■ DATA PROVIDED

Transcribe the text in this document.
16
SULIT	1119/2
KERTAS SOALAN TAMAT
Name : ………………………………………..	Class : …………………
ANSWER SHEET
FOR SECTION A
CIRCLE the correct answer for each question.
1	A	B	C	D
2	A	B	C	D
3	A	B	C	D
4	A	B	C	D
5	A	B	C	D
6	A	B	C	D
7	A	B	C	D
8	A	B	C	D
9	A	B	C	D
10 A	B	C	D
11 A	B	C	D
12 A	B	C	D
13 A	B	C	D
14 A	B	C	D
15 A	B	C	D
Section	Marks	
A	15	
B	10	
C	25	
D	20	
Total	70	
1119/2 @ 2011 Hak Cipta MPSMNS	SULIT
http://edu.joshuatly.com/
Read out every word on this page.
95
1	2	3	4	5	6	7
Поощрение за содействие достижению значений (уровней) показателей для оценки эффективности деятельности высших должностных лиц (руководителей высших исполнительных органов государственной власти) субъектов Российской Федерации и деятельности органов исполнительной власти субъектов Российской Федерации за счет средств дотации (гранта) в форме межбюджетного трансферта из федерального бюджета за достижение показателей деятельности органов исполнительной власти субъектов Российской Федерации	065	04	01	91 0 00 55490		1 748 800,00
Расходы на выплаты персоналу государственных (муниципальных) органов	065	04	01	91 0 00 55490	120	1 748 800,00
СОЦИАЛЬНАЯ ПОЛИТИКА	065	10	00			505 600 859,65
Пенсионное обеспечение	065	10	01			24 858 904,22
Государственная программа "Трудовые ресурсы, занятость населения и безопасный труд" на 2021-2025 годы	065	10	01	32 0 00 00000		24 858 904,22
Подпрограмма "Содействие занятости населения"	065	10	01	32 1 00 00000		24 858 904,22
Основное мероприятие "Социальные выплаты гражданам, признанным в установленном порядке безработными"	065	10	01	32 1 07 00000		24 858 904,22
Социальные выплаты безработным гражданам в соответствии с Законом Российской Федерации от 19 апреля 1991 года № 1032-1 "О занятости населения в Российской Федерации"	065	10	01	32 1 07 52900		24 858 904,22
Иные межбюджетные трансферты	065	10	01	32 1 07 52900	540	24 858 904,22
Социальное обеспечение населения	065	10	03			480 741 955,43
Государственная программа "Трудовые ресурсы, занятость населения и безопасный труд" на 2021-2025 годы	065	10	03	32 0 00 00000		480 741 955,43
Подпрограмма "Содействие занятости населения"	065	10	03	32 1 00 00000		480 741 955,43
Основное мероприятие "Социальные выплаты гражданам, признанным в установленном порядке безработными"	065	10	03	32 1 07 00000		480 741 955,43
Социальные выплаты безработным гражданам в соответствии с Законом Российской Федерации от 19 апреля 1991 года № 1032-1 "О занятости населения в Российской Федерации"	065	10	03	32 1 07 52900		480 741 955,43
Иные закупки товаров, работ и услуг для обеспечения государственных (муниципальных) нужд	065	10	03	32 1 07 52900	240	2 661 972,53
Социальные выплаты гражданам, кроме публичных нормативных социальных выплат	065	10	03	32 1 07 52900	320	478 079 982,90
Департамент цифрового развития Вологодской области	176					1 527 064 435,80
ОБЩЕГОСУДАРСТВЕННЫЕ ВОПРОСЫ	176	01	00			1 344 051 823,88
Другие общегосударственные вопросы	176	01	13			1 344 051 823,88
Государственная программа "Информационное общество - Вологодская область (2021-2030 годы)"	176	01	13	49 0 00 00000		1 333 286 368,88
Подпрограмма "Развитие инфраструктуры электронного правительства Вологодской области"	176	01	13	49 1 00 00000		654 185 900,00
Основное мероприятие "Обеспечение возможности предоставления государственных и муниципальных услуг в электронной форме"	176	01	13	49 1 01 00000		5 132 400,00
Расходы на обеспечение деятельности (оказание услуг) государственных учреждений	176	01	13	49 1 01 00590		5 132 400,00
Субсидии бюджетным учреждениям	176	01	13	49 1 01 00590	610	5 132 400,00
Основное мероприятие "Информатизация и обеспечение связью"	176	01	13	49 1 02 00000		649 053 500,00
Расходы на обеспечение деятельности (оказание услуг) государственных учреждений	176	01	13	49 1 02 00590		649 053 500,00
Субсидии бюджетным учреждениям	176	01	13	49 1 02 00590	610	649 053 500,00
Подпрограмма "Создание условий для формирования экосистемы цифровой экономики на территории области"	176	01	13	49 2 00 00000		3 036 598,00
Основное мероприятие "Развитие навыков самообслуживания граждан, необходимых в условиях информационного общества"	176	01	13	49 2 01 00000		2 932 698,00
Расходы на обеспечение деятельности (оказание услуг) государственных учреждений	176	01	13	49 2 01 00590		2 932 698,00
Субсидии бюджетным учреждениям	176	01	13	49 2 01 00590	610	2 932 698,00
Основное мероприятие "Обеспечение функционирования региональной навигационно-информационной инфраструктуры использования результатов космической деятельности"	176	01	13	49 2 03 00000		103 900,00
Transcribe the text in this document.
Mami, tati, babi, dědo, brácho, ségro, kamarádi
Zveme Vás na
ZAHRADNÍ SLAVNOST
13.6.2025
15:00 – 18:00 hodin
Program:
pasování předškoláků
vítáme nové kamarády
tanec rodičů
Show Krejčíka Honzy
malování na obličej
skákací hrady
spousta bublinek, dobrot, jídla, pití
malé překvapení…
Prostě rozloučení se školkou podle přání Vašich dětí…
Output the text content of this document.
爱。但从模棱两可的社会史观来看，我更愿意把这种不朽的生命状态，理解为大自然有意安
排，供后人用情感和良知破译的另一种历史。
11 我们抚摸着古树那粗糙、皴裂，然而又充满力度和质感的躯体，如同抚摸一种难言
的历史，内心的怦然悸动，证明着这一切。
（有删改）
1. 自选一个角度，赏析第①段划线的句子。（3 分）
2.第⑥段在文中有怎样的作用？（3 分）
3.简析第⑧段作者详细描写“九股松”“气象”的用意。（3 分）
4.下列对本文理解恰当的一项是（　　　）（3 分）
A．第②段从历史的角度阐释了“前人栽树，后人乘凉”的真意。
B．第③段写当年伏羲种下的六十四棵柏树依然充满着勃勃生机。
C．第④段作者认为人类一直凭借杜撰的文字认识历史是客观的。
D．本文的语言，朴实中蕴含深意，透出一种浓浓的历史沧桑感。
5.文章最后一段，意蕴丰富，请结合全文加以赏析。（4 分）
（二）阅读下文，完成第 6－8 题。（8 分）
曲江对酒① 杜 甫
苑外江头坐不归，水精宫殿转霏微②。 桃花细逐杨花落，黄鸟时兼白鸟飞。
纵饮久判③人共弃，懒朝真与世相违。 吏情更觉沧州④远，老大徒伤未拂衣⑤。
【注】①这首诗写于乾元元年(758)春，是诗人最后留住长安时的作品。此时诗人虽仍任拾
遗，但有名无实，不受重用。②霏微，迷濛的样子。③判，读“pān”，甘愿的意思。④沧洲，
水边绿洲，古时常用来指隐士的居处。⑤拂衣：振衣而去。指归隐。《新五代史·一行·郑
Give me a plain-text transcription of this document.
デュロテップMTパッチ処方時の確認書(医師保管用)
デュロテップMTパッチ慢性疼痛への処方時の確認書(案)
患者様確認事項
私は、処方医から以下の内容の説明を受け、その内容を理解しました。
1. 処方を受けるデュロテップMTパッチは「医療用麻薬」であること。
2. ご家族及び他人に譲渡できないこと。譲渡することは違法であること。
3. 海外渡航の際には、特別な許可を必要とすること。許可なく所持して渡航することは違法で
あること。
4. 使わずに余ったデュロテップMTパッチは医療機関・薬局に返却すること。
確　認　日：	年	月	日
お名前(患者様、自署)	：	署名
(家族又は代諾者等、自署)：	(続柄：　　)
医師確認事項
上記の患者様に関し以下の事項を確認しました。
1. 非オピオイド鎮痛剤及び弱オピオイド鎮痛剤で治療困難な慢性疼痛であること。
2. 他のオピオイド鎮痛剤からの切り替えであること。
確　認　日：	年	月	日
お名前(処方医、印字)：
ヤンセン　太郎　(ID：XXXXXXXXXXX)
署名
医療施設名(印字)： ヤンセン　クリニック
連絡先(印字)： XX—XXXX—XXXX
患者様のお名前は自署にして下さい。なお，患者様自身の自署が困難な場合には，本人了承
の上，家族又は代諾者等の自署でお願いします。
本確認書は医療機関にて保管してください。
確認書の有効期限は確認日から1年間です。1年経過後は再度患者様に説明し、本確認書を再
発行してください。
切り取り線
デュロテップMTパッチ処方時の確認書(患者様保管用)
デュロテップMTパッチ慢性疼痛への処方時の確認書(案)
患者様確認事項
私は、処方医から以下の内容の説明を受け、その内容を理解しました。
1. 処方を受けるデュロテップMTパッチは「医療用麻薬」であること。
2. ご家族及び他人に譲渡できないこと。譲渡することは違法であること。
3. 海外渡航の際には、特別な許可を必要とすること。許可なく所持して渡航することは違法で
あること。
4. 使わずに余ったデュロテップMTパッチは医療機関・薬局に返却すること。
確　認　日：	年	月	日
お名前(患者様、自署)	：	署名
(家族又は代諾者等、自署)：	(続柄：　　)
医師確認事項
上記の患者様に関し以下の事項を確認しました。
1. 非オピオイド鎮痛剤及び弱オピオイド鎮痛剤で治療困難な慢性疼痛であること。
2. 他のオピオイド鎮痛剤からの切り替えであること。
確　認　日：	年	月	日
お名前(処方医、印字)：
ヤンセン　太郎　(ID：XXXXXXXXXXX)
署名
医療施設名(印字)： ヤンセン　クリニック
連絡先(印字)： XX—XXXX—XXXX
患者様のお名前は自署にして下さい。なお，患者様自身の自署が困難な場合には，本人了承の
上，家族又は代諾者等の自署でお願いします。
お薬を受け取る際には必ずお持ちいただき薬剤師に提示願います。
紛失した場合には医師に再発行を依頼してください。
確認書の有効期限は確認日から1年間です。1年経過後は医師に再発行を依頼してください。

■ WORK TO BE COMPLETED
Report all lines of the data that include the word "признанным".

■ TASK RESULT
Основное мероприятие "Социальные выплаты гражданам, признанным в установленном порядке безработными"	065	10	01	32 1 07 00000		24 858 904,22
Основное мероприятие "Социальные выплаты гражданам, признанным в установленном порядке безработными"	065	10	03	32 1 07 00000		480 741 955,43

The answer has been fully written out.